▶ SELECTION
---------------

The basis of the feudal system during the middle ages in Europe was predicated on a belief that God appointed the King to rule the kingdom. It was this belief in the “divine right of kings” that gave the king dominion over the people. In a religious land, to obey the King was to obey God. Land acquisition was the primary driving force that spurred building empires and kingdoms. The feudal system provided a military force large enough for perpetual war and to keep land in the control of the King.
Wikipedia provides a brief, clear definition of Feudalism:
The classic François-Louis Ganshof version of feudalism describes a set of reciprocal legal and military obligations among the warrior nobility, revolving around the three key concepts of lords, vassals and fiefs. A lord was in broad terms a noble who held land, a vassal was a person who was granted possession of the land by the lord, and the land was known as a fief. In exchange for the use of the fief and the protection of the lord, the vassal would provide some sort of service to the lord. There were many varieties of feudal land tenure, consisting of military and non-military service. The obligations and corresponding rights between lord and vassal concerning the fief form the basis of the feudal relationship.
Ultimately, the basis of any society is the raw materials communities can produce to keep themselves sustained. Sustenance either through use of those raw materials, adding value to the raw materials or export of the raw or value-added products. In a feudal system, the King and ranking lords relied, not only on the serfs service in the military, but also on the raw and value-added materials the serfs produced. Essentially, Lords did not create anything of value nor contribute to production of raw materials. Without the serfs, there would be nothing to base the kingdom on. With the strident belief in place that God appointed the King, the beliefs behind feudalism had more than a worldly hold on the serfs.
Today, while some like to call our government in America a “Democracy” or a “Republic” there are scary parallels between our society and a feudal one.
While our current faith might not be in a “Diving Rights of Kings,” there is a similar, and perhaps even more obscure, belief in the “authority” of the State. It is this belief that creates the dangers we currently face of force, property removal and incarceration.
In the relationship between vassals and serfs, the vassals gave permission to the serfs–or peasants–to work the land. The serfs were then responsible for providing raw material or value added material to the vassals.
In the 21st century, when it comes to food, the parallels are all too easy to spot. We pay exorbitant taxes on our land, or property, and failing that, we are forcibly removed from our property and often caged. Farmers, hunters, or anyone wishing to produce food, fuel or fiber, must go through a registration and permitting process in order to produce or hunt on the land and sell what they produce. Peaceful individuals who fail to comply with such registration and permuting are often criminalized. Value-added products have a higher “penalty” with additional permits needed and processes which stifle the natural innovation of creative minds. Failure to comply with these measures often results in property moving from a modern “serf” to a “vassal” (any government agency demanding a fee in exchange for their “permission” to work the land). One could easily argue that the income tax is a version of this as well.

---------------

▶ RAW DATA
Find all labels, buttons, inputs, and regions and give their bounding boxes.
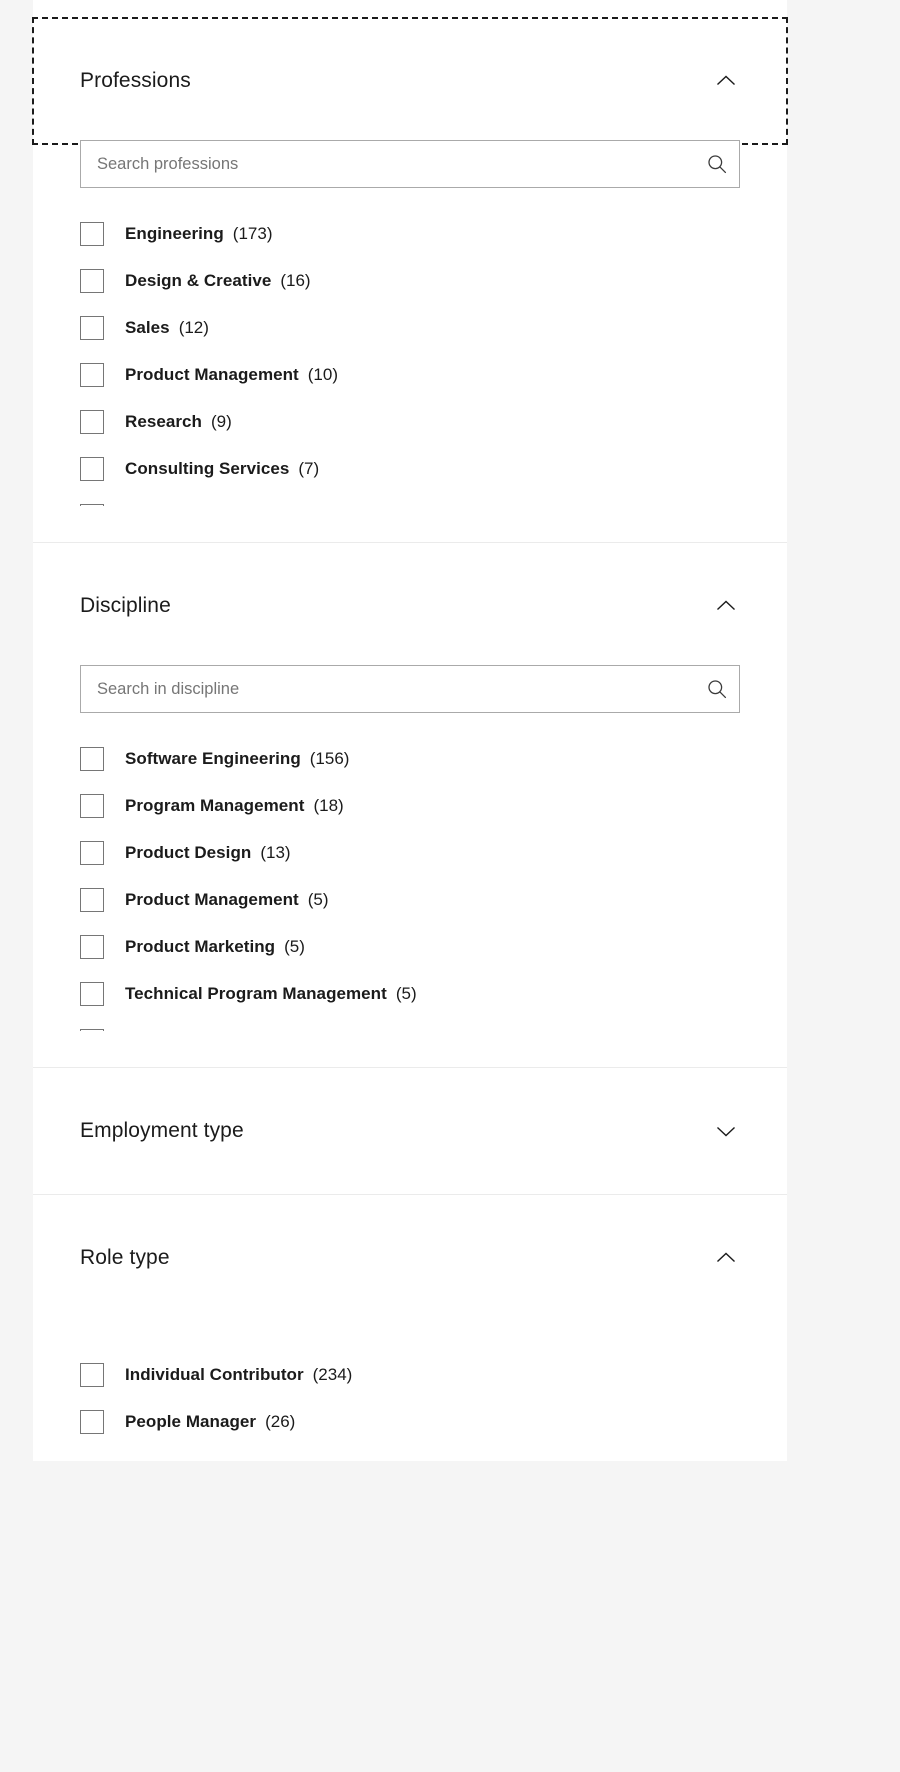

---------------

▶ PROBLEMS
[1] In the feudalism text, what three key concepts does the Ganshof version of feudalism revolve around?
[2] Please extract the passage of the feudalism text between "Ultimately, the basis" and "a feudal one.", inclusive.
The lines are separate material, apart from the feudalism text.

▶ RESPONSES BY TASK
[1] Lords, vassals and fiefs.

[2]
Ultimately, the basis of any society is the raw materials communities can produce to keep themselves sustained. Sustenance either through use of those raw materials, adding value to the raw materials or export of the raw or value-added products. In a feudal system, the King and ranking lords relied, not only on the serfs service in the military, but also on the raw and value-added materials the serfs produced. Essentially, Lords did not create anything of value nor contribute to production of raw materials. Without the serfs, there would be nothing to base the kingdom on. With the strident belief in place that God appointed the King, the beliefs behind feudalism had more than a worldly hold on the serfs.
Today, while some like to call our government in America a “Democracy” or a “Republic” there are scary parallels between our society and a feudal one.